▶ [PROMPT 1]:
Can you write out the chess robot report from "Apparently, the robot" up to and including "of the child.", swapping "quick actions" for "sudden movements"?
▶ [PROMPT 2]:
Can you carry the chess robot report on past its last sentence?

Sci-fi horror has existed much before humanity discovered mobile phones or the humanoid robot Sophia. In Mary Shelley's 1818 novel Frankenstein, a scientist creates a robot that turns into a monster. More than 200 years later, Frankenstein's monsters have become a reality, killing humans.
In the latest in AI horror from the real world, a chess-playing robot broke a 7-year-old boy's finger in Russia. The incident was captured in a CCTV camera mounted behind the boy's head.
What happened? The video shows the robot arm removing a chess piece from the board and dropping it into a box. As the robot completes the task, the boy makes his move, but the robot grabs his finger in the middle of his move. The boy is seen stuck with the robot for a few seconds before the adults around him try to pry his finger from the robot and pull him away.
The President of the Moscow Chess Federation, Sergey Lazarev, confirmed to the TASS news agency, "The robot broke the child's finger."
The Vice-President of the Russian Chess Federation, Sergey Smagin, in an interview with another news site said that the boy was to blame for the incident.
"There are certain safety rules and the child, apparently, violated them. When he made his move, he did not realise he first had to wait," Smagin said.
Apparently, the robot mistook the child's finger for a chess piece and tried to move it aside. It was reportedly confused by the quick actions of the child.
Nonetheless, the child identified as Christopher did not suffer any trauma related to the accident and went on to play the next tournaments in a cast. His parents have contacted a prosecutor and informed them of the incident.
Authorities say the robot has been regularly used in tournaments such as this and there has never been an accident related to it.

▶ [DATA EXCERPT]:

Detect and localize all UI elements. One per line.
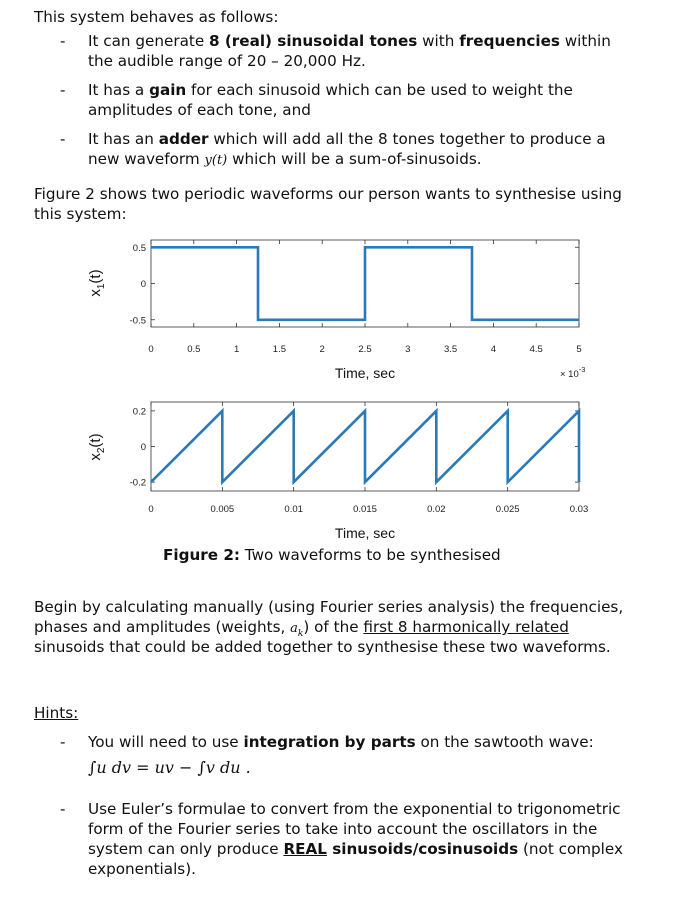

▶ [TASK OUTPUT 1]:
Apparently, the robot mistook the child's finger for a chess piece and tried to move it aside. It was reportedly confused by the sudden movements of the child.

▶ [TASK OUTPUT 2]:
The chess AI malfunctioning is not the only incident of AI gone wrong. Here are 10 other times, AI went horribly and at time hilariously wrong:
1. Uber self-driving car kills pedestrian
In 2018, a self-driving Uber SUV hit a woman crossing a street in Arizona, US. The woman later succumbed to her injuries. The incident is the first reported case of a person being killed by an autonomous vehicle. Soon after the incident, Uber pulled its fleet of autonomous vehicles.
2. Uber self-driving car skips red lights
Two years before the fatal incident involving an Uber self-driving car, the vehicles were reported to have skipped through red lights during testing in San Francisco. At the time, Uber blamed the drivers for the error, but a New York Times report contradicted the claims. What's worse, Uber reportedly did not have the necessary permits to be testing the vehicles on the roads of San Francisco.
3. Tesla car crash
In yet another self-driving car horror, a Tesla car on autopilot mode crashed into a tree and burst into flames killing the two passengers in the car. The incident took place in 2021 in Houston, US. According to reports, the car missed a curve on the road and crashed into a tree.
4. The first victim of a robot
Back in 1979, a robot took the life of its first human victim. It was 25-year-old Robert Williams who worked at a Ford assembly line in Michigan, US. Williams was crushed to death by the one-tonne arm of a robot at the factory.
5. Volkswagen robot kills 22-year-old
In another car assembly line-related freak accident, a 22-year-old contractor in Germany was crushed to death in 2015 by a robot at the factory. In a similar accident, a worker in a factory in India's Manesar was killed after a robot arm pierced the worker's abdomen.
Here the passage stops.